Instructions to follow: Lines holding the string "color" are the ones to copy; find them all in the data.

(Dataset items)
>> begin

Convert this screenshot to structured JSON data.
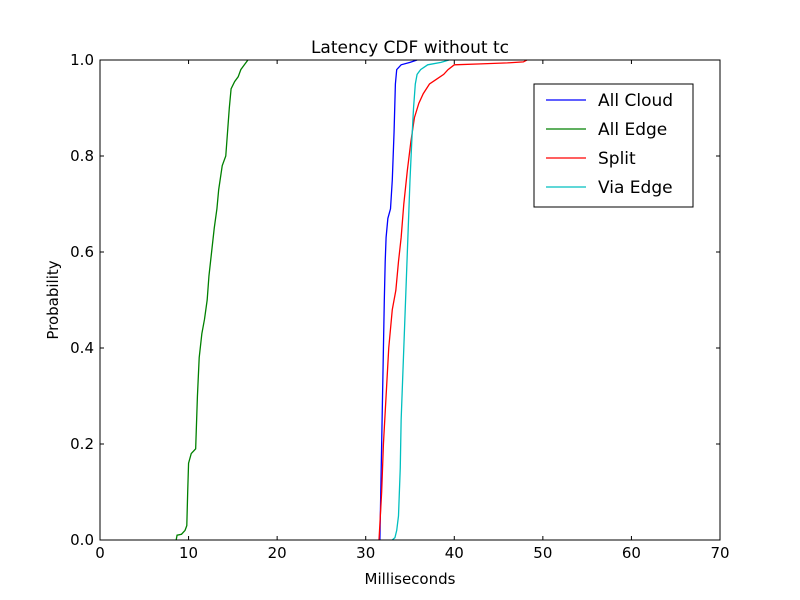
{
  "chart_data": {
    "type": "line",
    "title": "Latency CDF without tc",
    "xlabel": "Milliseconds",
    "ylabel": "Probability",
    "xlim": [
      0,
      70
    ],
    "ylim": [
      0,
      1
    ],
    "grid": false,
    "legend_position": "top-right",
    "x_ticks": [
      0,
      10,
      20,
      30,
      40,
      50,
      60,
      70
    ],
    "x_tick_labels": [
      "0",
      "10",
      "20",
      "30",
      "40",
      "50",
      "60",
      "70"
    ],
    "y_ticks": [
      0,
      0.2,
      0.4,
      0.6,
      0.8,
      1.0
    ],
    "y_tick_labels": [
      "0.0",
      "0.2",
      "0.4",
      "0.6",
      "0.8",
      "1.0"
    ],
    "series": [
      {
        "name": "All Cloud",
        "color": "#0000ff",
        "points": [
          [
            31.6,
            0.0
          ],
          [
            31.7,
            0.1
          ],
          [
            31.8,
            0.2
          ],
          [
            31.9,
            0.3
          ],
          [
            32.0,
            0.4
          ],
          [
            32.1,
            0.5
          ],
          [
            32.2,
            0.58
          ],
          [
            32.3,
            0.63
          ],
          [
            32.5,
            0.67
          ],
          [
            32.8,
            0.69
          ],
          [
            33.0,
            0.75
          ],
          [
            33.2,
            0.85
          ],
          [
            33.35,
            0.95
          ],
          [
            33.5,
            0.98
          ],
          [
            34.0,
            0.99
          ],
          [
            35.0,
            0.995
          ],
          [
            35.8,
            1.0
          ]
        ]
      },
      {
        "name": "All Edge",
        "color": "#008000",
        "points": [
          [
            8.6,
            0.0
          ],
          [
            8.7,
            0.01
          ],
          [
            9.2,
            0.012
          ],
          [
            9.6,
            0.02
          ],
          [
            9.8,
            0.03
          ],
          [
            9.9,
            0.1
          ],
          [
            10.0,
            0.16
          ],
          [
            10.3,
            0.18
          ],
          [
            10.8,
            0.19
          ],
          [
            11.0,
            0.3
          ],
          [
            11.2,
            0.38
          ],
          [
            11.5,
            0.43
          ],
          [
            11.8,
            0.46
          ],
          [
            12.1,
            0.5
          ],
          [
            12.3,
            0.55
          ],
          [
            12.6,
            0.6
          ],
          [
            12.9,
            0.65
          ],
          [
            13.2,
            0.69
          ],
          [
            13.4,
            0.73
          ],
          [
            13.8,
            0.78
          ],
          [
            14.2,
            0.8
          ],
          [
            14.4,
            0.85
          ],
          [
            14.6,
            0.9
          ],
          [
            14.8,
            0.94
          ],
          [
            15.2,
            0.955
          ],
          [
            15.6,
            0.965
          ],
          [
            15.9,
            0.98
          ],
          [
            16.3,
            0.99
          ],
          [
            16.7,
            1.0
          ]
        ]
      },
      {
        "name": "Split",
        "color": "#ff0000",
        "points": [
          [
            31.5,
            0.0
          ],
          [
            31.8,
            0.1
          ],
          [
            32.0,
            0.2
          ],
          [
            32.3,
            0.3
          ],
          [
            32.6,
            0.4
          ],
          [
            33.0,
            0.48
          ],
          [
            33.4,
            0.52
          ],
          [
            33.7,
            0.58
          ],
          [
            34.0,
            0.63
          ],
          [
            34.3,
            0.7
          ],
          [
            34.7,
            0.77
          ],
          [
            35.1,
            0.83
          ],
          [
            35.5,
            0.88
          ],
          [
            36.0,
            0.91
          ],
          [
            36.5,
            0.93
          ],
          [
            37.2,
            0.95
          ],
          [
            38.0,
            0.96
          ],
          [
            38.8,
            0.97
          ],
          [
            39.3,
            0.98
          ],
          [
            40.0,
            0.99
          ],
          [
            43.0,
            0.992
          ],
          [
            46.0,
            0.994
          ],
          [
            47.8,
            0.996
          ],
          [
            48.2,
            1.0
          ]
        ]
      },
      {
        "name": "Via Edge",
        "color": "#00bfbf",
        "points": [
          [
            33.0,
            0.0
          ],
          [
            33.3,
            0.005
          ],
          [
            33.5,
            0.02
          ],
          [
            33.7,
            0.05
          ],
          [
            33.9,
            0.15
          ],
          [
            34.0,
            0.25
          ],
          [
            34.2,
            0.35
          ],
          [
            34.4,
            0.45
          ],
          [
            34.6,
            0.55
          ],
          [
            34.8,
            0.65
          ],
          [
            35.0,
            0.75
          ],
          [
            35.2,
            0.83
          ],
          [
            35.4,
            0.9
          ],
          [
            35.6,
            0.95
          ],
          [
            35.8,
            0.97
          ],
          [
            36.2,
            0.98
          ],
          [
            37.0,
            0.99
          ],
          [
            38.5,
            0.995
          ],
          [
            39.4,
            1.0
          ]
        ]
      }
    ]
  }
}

>> end

Task solution:
        "color": "#0000ff",
        "color": "#008000",
        "color": "#ff0000",
        "color": "#00bfbf",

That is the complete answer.